### [TEXTO SELECIONADO]
----
Portanto, no Estado absolutista burguês [1], pode haver Estado de direito sem democracia e no Estado burguês de direito [2], pode haver legalidade sem Estado de direito. Para compreendermos essas afirmações, temos que distinguir os sentidos dos termos aqui envolvidos. A possibilidade de haver Estado de direito sem democracia [1] implica em ter que tomar a noção de Estado de direito, sim, num sentido normativo, mas substancial. Nessa perspectiva, o Estado de direito garante um conjunto de direitos substantivos com relação ao poder legiferante do Estado. Para que haja legalidade sem Estado de direito [2], temos que tomar a legalidade como uma forma, a qual pode albergar tanto uma concepção normativa de direito, quanto qualquer outra regra, para a qual não estamos dispostos a atribuir o valor da justiça. Veremos que a legalidade é necessária para o Estado de direito em razão de sua forma, mas pode albergar normas com conteúdos diferentes e mesmo contraditórios entre si . "O direito não possui estrutura própria, cuja forma pudesse sofrer modificações, pois a forma do direito é representada como um estojo ou cápsula plástica que se ajusta a qualquer tipo de ação de regulação por parte da administração. O conceito de lei é despojado, à maneira positivista, de toda e qualquer determinação de racionalidade. O minimum ético restante passa da forma semântica da lei para a forma democrática da legislação".3 Este é um argumento para distinguir Estado legal de Estado de direito, o qual deverá ser entendido a partir da democracia.
A partir de Weber e Kelsen, pode-se mostrar que a legalidade é um dos elementos do Estado de direito, o que ainda não determina nenhuma restrição conteudística ao poder, sendo um primeiro estágio do Estado de direito, necessário, mas não suficiente. Habermas tratará a noção de Estado de direito a partir do aspecto normativo do direito e do poder, o que remeterá, em sua concepção processual de legitimidade, para o princípio da democracia, já que é o modo como se dá conta da legitimidade do direito. Portanto, normativamente, para Habermas, o Estado de direito vem conectado com a democracia, pois é a única maneira de se dar conta da normatividade, sem apelar a alguma noção axiológica substancial.
----
### [DADOS FORNECIDOS]
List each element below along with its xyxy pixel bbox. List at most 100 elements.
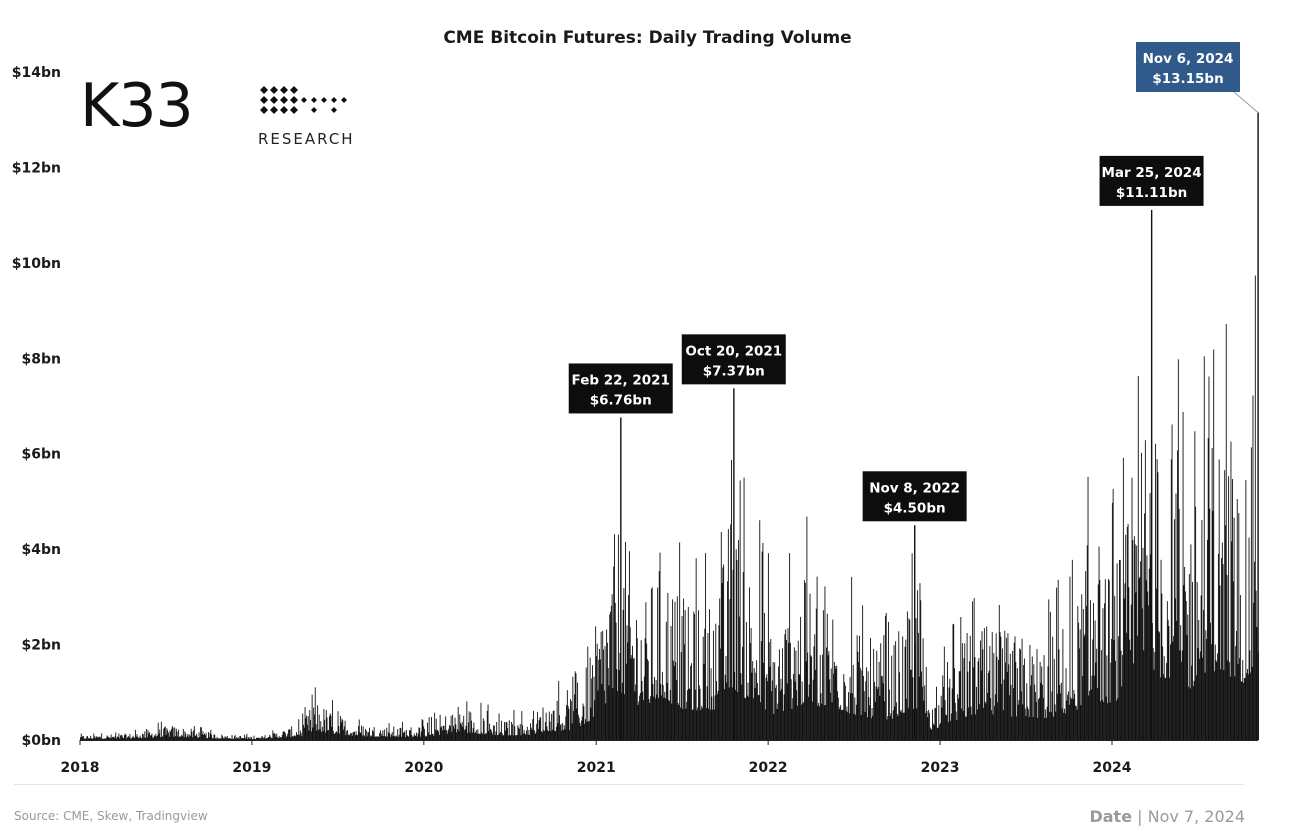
----
### [CONJUNTO DE TAREFAS]
1. Extraia do texto sobre Estado de direito e democracia o trecho que se abre com as palavras "A partir de" e se fecha com "noção axiológica substancial.".
2. Por favor, prossiga o texto sobre Estado de direito e democracia a partir da última frase apresentada.

### [RESPOSTAS ESPERADAS]
1.
A partir de Weber e Kelsen, pode-se mostrar que a legalidade é um dos elementos do Estado de direito, o que ainda não determina nenhuma restrição conteudística ao poder, sendo um primeiro estágio do Estado de direito, necessário, mas não suficiente. Habermas tratará a noção de Estado de direito a partir do aspecto normativo do direito e do poder, o que remeterá, em sua concepção processual de legitimidade, para o princípio da democracia, já que é o modo como se dá conta da legitimidade do direito. Portanto, normativamente, para Habermas, o Estado de direito vem conectado com a democracia, pois é a única maneira de se dar conta da normatividade, sem apelar a alguma noção axiológica substancial.

2.
Elementos da sociología do direito de Weber: o Estado legal
Para Weber, pode haver Estado sem direito, mas não direito sem Estado. Portanto, não há, para ele, um direito substancial que pudesse receber o nome de direito, independentemente de um aparato normativo. Daí a sua filiação ao positivismo, pois, o positivismo, caracteriza-se, menos pela afirmação de que o direito é o direito positivo e mais pelo que subjaz a essa afirmação, a saber, que o direito é o direito positivo porque o direito, em última análise, não passa de uma forma coercitiva.4 De fato, segundo Kelsen,
o Direito positivo é essencialmente uma ordem de coerção. Ao contrário das regras do direito natural, as suas regras derivam da vontade arbitrária de uma autoridade humana e, por esse motivo, simplesmente por causa da natureza de sua fonte, elas não podem ter a qualidade da auto-evidência imediata. O conteúdo das regras do Direito positivo carece da necessidade "interna" que é peculiar às regras do direito natural em virtude de sua origem [...] a doutrina que declara a coerção como característica essencial do Direito é uma doutrina positivista e se ocupa unicamente com o Direito positivo.5
Como conseqüência, o sistema do direito natural tende a ser um sistema estático, ao contrário do positivo, que é um sistema dinâmico, em razão de ser um produto da atividade humana, o que determina um caráter, na história, conservador do direito natural. Poder-se-á ver adiante de que modo as formulações de Weber sobre o direito são compatíveis com essa formulação de Kelsen.
Segundo Weber, a legitimidade é uma crença no dever ser de uma norma.6 A ação social legítima pode ser: a) racional com relação a fins; b) racional com relação a valores (por. ex., o direito natural); c) afetiva e d) tradicional. Essas são ações racionais e legítimas. Assim, a legitimidade é íntima quando afetiva, quando referente a valores e quando tradicional (religiosa). É externa quando referente a fins racionais. O direito, como ordem jurídica, está garantido externamente pela probabilidade da coação (física ou psíquica).7 A legalidade é uma forma de legitimidade sobre a qual se acrescenta a coerção.
Sendo a legitimidade uma crença, nada impede que normas distintas e mesmo contraditórias possam ser consideradas como válidas.8 A seguir, pode-se ver como Weber apresentará um conceito de direito, bem como de poder, neutro a qualquer determinação de legitimidade no que concerne a conteúdos, já que qualquer conteúdo pode ser objeto de uma norma legítima.
O conceito de coerção remete, para Weber, à questão do poder: "poder significa a probabilidade de impor a própria vontade, dentro de uma relação social, mesmo contra toda a resistência e qualquer que seja o fundamento desta probabilidade".9 O poder, quando revestido de legitimidade, é obedecido. A obediência aos ditames do poder metamorfoseia-o em dominação. A disciplina, como se sabe, para Weber, é uma obediência automatizada. Uma associação de dominação é política quando pode contar com a coerção externa, portanto, com o poder. O Estado é um instituto político que consegue manter com êxito o monopólio legítimo do uso da força física para manter a ordem. Segundo Weber, a coação física não é o modo normal de manutenção das associações políticas, mas é o seu meio específico, a sua última ratio.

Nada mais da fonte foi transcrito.